Return a copy of every line in the records that includes the word "ESTABLISHED".

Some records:

──────────

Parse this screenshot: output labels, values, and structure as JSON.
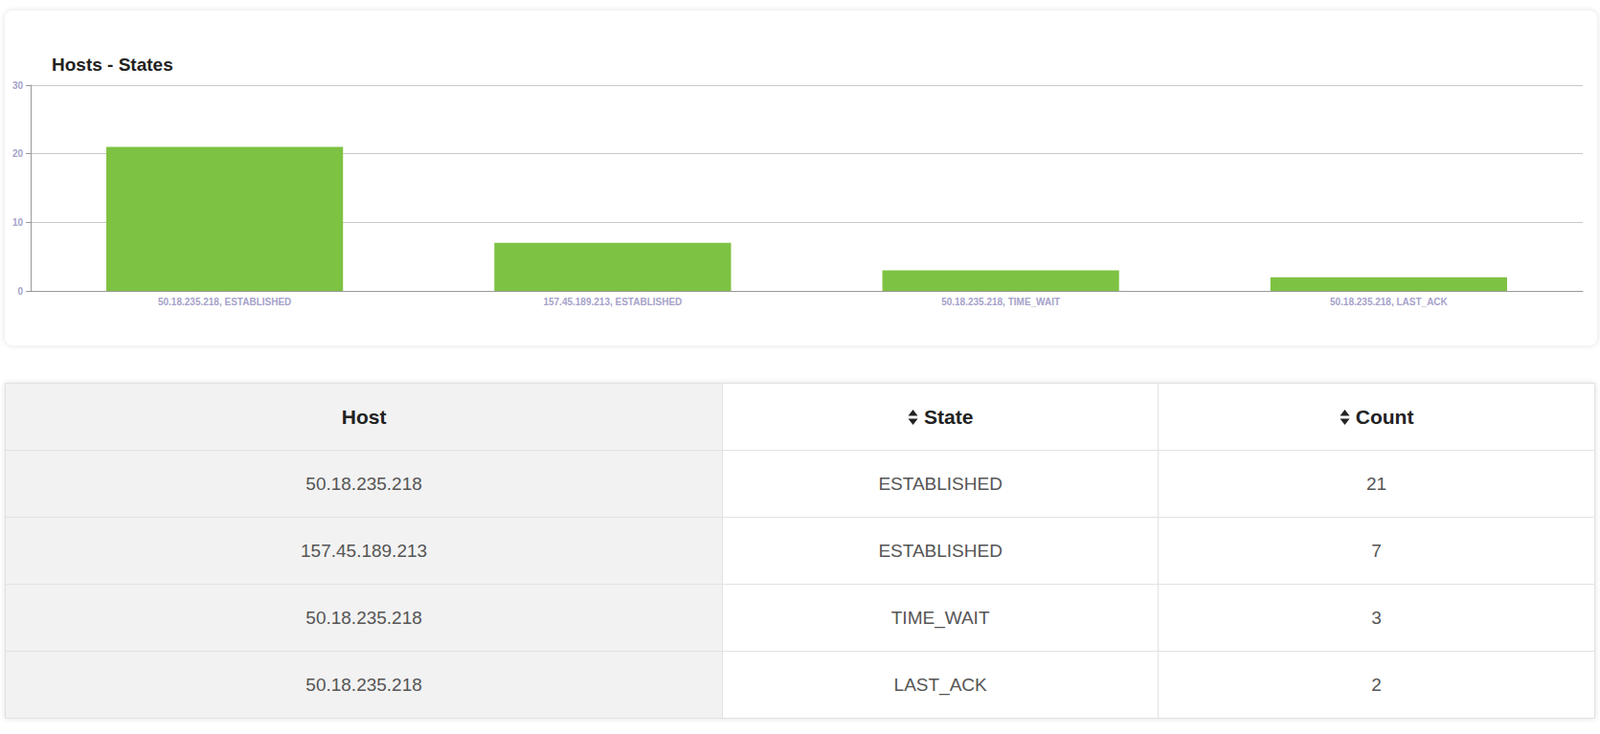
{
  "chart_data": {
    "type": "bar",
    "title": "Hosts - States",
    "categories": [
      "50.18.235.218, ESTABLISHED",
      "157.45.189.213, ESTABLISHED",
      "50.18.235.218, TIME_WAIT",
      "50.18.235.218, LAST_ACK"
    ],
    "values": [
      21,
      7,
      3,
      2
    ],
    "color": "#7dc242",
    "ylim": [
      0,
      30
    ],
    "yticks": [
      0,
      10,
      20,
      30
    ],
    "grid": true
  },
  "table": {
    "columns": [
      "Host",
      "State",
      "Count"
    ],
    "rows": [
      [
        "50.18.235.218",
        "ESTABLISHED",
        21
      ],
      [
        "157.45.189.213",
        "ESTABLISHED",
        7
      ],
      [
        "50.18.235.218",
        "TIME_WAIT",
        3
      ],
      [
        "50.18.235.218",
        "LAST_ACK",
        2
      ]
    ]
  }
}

──────────

Written response —
      "50.18.235.218, ESTABLISHED",
      "157.45.189.213, ESTABLISHED",
        "ESTABLISHED",
        "ESTABLISHED",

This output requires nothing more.